**WHAT THE TASK ASKS**
Copy the records below verbatim, line for line.

**WORKING DATA**

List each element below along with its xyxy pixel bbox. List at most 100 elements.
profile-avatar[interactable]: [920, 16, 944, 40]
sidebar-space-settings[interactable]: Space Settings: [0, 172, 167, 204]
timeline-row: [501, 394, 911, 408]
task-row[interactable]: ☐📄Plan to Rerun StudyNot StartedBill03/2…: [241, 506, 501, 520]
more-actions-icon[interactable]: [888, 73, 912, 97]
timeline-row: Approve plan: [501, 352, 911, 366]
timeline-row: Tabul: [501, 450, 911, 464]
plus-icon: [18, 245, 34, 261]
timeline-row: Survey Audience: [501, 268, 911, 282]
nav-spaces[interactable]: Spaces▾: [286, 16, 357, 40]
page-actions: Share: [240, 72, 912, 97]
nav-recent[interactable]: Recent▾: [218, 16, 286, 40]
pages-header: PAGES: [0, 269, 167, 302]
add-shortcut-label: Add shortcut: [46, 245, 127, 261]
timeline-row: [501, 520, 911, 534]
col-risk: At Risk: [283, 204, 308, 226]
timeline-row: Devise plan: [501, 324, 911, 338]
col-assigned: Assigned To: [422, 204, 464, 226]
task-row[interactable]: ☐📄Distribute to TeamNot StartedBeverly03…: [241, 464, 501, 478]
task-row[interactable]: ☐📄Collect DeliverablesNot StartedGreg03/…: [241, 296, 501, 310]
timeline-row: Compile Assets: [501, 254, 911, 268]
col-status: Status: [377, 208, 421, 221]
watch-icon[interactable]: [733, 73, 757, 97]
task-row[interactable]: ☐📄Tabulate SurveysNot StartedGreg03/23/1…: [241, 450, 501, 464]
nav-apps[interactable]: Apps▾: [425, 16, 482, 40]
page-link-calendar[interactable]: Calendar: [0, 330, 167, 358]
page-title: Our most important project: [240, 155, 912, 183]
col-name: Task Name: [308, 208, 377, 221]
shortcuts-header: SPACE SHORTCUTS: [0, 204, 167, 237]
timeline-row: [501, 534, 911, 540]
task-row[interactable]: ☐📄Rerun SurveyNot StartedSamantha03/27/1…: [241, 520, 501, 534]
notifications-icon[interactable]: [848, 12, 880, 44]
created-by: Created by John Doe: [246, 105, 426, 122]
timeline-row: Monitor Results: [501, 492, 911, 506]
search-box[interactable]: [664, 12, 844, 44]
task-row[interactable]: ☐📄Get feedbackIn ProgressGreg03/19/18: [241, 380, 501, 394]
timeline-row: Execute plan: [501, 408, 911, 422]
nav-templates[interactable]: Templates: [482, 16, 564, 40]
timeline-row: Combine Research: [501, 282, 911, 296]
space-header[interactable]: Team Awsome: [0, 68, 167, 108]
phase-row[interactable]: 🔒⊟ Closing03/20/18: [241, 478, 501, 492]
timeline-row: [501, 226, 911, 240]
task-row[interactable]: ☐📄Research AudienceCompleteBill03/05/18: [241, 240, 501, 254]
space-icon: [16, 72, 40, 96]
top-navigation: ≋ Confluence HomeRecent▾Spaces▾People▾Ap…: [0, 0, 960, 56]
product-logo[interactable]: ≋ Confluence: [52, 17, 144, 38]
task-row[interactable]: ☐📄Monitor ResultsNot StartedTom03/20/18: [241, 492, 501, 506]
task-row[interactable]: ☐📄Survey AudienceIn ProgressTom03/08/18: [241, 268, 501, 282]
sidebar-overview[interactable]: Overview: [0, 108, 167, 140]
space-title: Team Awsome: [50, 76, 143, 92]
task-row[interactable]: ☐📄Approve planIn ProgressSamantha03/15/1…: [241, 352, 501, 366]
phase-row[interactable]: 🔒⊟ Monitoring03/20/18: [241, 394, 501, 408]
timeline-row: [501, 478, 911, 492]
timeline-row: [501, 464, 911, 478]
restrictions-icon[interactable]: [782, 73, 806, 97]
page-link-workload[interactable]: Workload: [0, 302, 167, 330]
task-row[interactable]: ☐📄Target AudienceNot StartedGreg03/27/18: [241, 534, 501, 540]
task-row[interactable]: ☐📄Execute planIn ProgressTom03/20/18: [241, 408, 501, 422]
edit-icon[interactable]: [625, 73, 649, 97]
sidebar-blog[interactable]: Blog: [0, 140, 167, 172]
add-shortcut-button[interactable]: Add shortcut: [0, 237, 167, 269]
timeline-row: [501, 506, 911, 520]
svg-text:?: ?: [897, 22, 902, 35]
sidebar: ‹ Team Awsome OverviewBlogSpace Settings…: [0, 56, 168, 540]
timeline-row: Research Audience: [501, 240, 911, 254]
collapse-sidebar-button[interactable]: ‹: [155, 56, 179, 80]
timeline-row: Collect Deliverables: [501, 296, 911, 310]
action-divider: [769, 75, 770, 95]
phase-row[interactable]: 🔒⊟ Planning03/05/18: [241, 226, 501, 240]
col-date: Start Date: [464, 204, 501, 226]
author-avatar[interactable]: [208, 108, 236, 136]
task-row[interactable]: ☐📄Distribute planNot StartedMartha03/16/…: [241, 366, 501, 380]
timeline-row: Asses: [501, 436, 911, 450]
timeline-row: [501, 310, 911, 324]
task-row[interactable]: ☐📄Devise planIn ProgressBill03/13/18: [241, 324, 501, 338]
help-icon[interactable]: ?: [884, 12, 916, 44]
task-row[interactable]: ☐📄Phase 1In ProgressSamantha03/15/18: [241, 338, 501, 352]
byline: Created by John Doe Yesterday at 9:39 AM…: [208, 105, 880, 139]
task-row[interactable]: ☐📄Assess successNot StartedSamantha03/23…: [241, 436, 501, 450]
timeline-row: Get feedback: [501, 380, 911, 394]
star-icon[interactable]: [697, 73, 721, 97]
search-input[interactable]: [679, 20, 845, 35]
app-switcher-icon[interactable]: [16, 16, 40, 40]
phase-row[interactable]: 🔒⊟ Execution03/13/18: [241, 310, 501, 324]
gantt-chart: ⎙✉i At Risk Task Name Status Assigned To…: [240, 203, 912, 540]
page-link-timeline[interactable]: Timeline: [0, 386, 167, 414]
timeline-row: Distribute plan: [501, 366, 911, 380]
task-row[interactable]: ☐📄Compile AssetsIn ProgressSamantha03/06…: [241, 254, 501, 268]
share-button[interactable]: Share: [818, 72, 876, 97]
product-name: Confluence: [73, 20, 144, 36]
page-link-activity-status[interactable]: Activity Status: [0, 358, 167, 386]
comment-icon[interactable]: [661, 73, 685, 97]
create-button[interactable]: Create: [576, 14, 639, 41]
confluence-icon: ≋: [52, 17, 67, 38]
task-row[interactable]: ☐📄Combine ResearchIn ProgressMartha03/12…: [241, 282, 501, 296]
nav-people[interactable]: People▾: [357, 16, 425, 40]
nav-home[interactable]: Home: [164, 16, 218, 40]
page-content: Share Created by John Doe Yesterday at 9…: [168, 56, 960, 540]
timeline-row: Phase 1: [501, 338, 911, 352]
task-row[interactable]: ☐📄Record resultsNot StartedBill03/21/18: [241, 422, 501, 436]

**RESULT BELOW**
List each element below along with its xyxy pixel bbox. List at most 100 elements.
profile-avatar[interactable]: [920, 16, 944, 40]
sidebar-space-settings[interactable]: Space Settings: [0, 172, 167, 204]
timeline-row: [501, 394, 911, 408]
task-row[interactable]: ☐📄Plan to Rerun StudyNot StartedBill03/2…: [241, 506, 501, 520]
more-actions-icon[interactable]: [888, 73, 912, 97]
timeline-row: Approve plan: [501, 352, 911, 366]
timeline-row: Tabul: [501, 450, 911, 464]
plus-icon: [18, 245, 34, 261]
timeline-row: Survey Audience: [501, 268, 911, 282]
nav-spaces[interactable]: Spaces▾: [286, 16, 357, 40]
page-actions: Share: [240, 72, 912, 97]
nav-recent[interactable]: Recent▾: [218, 16, 286, 40]
pages-header: PAGES: [0, 269, 167, 302]
add-shortcut-label: Add shortcut: [46, 245, 127, 261]
timeline-row: [501, 520, 911, 534]
col-risk: At Risk: [283, 204, 308, 226]
timeline-row: Devise plan: [501, 324, 911, 338]
col-assigned: Assigned To: [422, 204, 464, 226]
task-row[interactable]: ☐📄Distribute to TeamNot StartedBeverly03…: [241, 464, 501, 478]
task-row[interactable]: ☐📄Collect DeliverablesNot StartedGreg03/…: [241, 296, 501, 310]
timeline-row: Compile Assets: [501, 254, 911, 268]
col-status: Status: [377, 208, 421, 221]
watch-icon[interactable]: [733, 73, 757, 97]
task-row[interactable]: ☐📄Tabulate SurveysNot StartedGreg03/23/1…: [241, 450, 501, 464]
nav-apps[interactable]: Apps▾: [425, 16, 482, 40]
page-link-calendar[interactable]: Calendar: [0, 330, 167, 358]
page-title: Our most important project: [240, 155, 912, 183]
col-name: Task Name: [308, 208, 377, 221]
shortcuts-header: SPACE SHORTCUTS: [0, 204, 167, 237]
timeline-row: [501, 534, 911, 540]
task-row[interactable]: ☐📄Rerun SurveyNot StartedSamantha03/27/1…: [241, 520, 501, 534]
notifications-icon[interactable]: [848, 12, 880, 44]
created-by: Created by John Doe: [246, 105, 426, 122]
timeline-row: Monitor Results: [501, 492, 911, 506]
search-box[interactable]: [664, 12, 844, 44]
task-row[interactable]: ☐📄Get feedbackIn ProgressGreg03/19/18: [241, 380, 501, 394]
timeline-row: Execute plan: [501, 408, 911, 422]
nav-templates[interactable]: Templates: [482, 16, 564, 40]
timeline-row: Combine Research: [501, 282, 911, 296]
space-header[interactable]: Team Awsome: [0, 68, 167, 108]
phase-row[interactable]: 🔒⊟ Closing03/20/18: [241, 478, 501, 492]
timeline-row: [501, 226, 911, 240]
task-row[interactable]: ☐📄Research AudienceCompleteBill03/05/18: [241, 240, 501, 254]
space-icon: [16, 72, 40, 96]
top-navigation: ≋ Confluence HomeRecent▾Spaces▾People▾Ap…: [0, 0, 960, 56]
product-logo[interactable]: ≋ Confluence: [52, 17, 144, 38]
task-row[interactable]: ☐📄Monitor ResultsNot StartedTom03/20/18: [241, 492, 501, 506]
task-row[interactable]: ☐📄Survey AudienceIn ProgressTom03/08/18: [241, 268, 501, 282]
sidebar-overview[interactable]: Overview: [0, 108, 167, 140]
space-title: Team Awsome: [50, 76, 143, 92]
task-row[interactable]: ☐📄Approve planIn ProgressSamantha03/15/1…: [241, 352, 501, 366]
phase-row[interactable]: 🔒⊟ Monitoring03/20/18: [241, 394, 501, 408]
timeline-row: [501, 478, 911, 492]
timeline-row: [501, 464, 911, 478]
restrictions-icon[interactable]: [782, 73, 806, 97]
page-link-workload[interactable]: Workload: [0, 302, 167, 330]
task-row[interactable]: ☐📄Target AudienceNot StartedGreg03/27/18: [241, 534, 501, 540]
task-row[interactable]: ☐📄Execute planIn ProgressTom03/20/18: [241, 408, 501, 422]
edit-icon[interactable]: [625, 73, 649, 97]
sidebar-blog[interactable]: Blog: [0, 140, 167, 172]
add-shortcut-button[interactable]: Add shortcut: [0, 237, 167, 269]
timeline-row: [501, 506, 911, 520]
svg-text:?: ?: [897, 22, 902, 35]
sidebar: ‹ Team Awsome OverviewBlogSpace Settings…: [0, 56, 168, 540]
timeline-row: Research Audience: [501, 240, 911, 254]
collapse-sidebar-button[interactable]: ‹: [155, 56, 179, 80]
timeline-row: Collect Deliverables: [501, 296, 911, 310]
action-divider: [769, 75, 770, 95]
phase-row[interactable]: 🔒⊟ Planning03/05/18: [241, 226, 501, 240]
col-date: Start Date: [464, 204, 501, 226]
author-avatar[interactable]: [208, 108, 236, 136]
task-row[interactable]: ☐📄Distribute planNot StartedMartha03/16/…: [241, 366, 501, 380]
timeline-row: Asses: [501, 436, 911, 450]
timeline-row: [501, 310, 911, 324]
task-row[interactable]: ☐📄Devise planIn ProgressBill03/13/18: [241, 324, 501, 338]
help-icon[interactable]: ?: [884, 12, 916, 44]
task-row[interactable]: ☐📄Phase 1In ProgressSamantha03/15/18: [241, 338, 501, 352]
byline: Created by John Doe Yesterday at 9:39 AM…: [208, 105, 880, 139]
task-row[interactable]: ☐📄Assess successNot StartedSamantha03/23…: [241, 436, 501, 450]
timeline-row: Get feedback: [501, 380, 911, 394]
star-icon[interactable]: [697, 73, 721, 97]
search-input[interactable]: [679, 20, 845, 35]
app-switcher-icon[interactable]: [16, 16, 40, 40]
phase-row[interactable]: 🔒⊟ Execution03/13/18: [241, 310, 501, 324]
gantt-chart: ⎙✉i At Risk Task Name Status Assigned To…: [240, 203, 912, 540]
page-link-timeline[interactable]: Timeline: [0, 386, 167, 414]
timeline-row: Distribute plan: [501, 366, 911, 380]
task-row[interactable]: ☐📄Compile AssetsIn ProgressSamantha03/06…: [241, 254, 501, 268]
share-button[interactable]: Share: [818, 72, 876, 97]
product-name: Confluence: [73, 20, 144, 36]
page-link-activity-status[interactable]: Activity Status: [0, 358, 167, 386]
comment-icon[interactable]: [661, 73, 685, 97]
create-button[interactable]: Create: [576, 14, 639, 41]
confluence-icon: ≋: [52, 17, 67, 38]
task-row[interactable]: ☐📄Combine ResearchIn ProgressMartha03/12…: [241, 282, 501, 296]
nav-people[interactable]: People▾: [357, 16, 425, 40]
nav-home[interactable]: Home: [164, 16, 218, 40]
page-content: Share Created by John Doe Yesterday at 9…: [168, 56, 960, 540]
timeline-row: Phase 1: [501, 338, 911, 352]
task-row[interactable]: ☐📄Record resultsNot StartedBill03/21/18: [241, 422, 501, 436]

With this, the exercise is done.